- [Supplied material]:
-- START --

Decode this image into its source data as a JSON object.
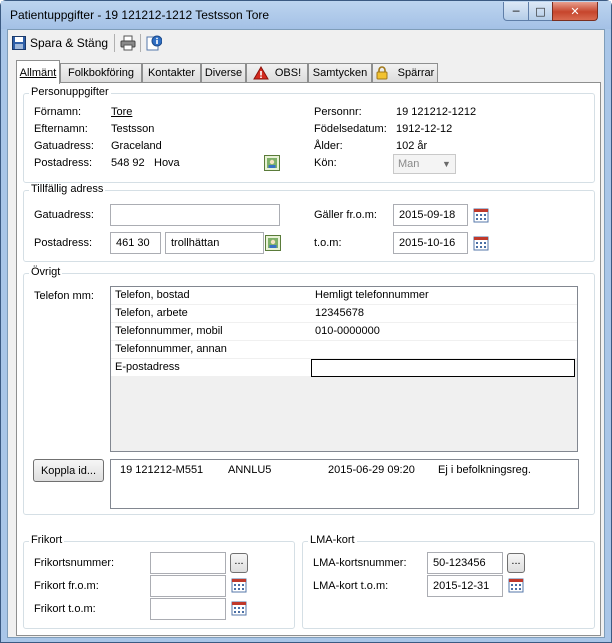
{
  "window": {
    "title": "Patientuppgifter - 19  121212-1212 Testsson Tore"
  },
  "toolbar": {
    "save_close_label": "Spara & Stäng"
  },
  "tabs": [
    {
      "label": "Allmänt"
    },
    {
      "label": "Folkbokföring"
    },
    {
      "label": "Kontakter"
    },
    {
      "label": "Diverse"
    },
    {
      "label": "OBS!"
    },
    {
      "label": "Samtycken"
    },
    {
      "label": "Spärrar"
    }
  ],
  "personuppgifter": {
    "title": "Personuppgifter",
    "fornamn_label": "Förnamn:",
    "fornamn": "Tore",
    "efternamn_label": "Efternamn:",
    "efternamn": "Testsson",
    "gatuadress_label": "Gatuadress:",
    "gatuadress": "Graceland",
    "postadress_label": "Postadress:",
    "postnummer": "548 92",
    "ort": "Hova",
    "personnr_label": "Personnr:",
    "personnr": "19  121212-1212",
    "fodelsedatum_label": "Födelsedatum:",
    "fodelsedatum": "1912-12-12",
    "alder_label": "Ålder:",
    "alder": "102 år",
    "kon_label": "Kön:",
    "kon": "Man"
  },
  "tillfallig": {
    "title": "Tillfällig adress",
    "gatuadress_label": "Gatuadress:",
    "gatuadress": "",
    "postadress_label": "Postadress:",
    "postnummer": "461 30",
    "ort": "trollhättan",
    "galler_from_label": "Gäller fr.o.m:",
    "galler_from": "2015-09-18",
    "tom_label": "t.o.m:",
    "tom": "2015-10-16"
  },
  "ovrigt": {
    "title": "Övrigt",
    "telefon_label": "Telefon mm:",
    "phones": [
      {
        "type": "Telefon, bostad",
        "value": "Hemligt telefonnummer"
      },
      {
        "type": "Telefon, arbete",
        "value": "12345678"
      },
      {
        "type": "Telefonnummer, mobil",
        "value": "010-0000000"
      },
      {
        "type": "Telefonnummer, annan",
        "value": ""
      },
      {
        "type": "E-postadress",
        "value": ""
      }
    ],
    "koppla_label": "Koppla id...",
    "linked": {
      "pnr": "19  121212-M551",
      "code": "ANNLU5",
      "datetime": "2015-06-29 09:20",
      "status": "Ej i befolkningsreg."
    }
  },
  "frikort": {
    "title": "Frikort",
    "nummer_label": "Frikortsnummer:",
    "nummer": "",
    "from_label": "Frikort fr.o.m:",
    "from": "",
    "tom_label": "Frikort t.o.m:",
    "tom": ""
  },
  "lma": {
    "title": "LMA-kort",
    "nummer_label": "LMA-kortsnummer:",
    "nummer": "50-123456",
    "tom_label": "LMA-kort t.o.m:",
    "tom": "2015-12-31"
  },
  "colors": {
    "titlebar": "#a9c6e8",
    "panel": "#ffffff",
    "border": "#8e8f8f"
  },
  "icons": [
    "save-icon",
    "print-icon",
    "info-icon",
    "warning-icon",
    "lock-icon",
    "calendar-icon",
    "address-book-icon"
  ]
}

-- END --

Reply with the number of lines in the material above that contain "value", and nothing more.

- [Finished answer]: 5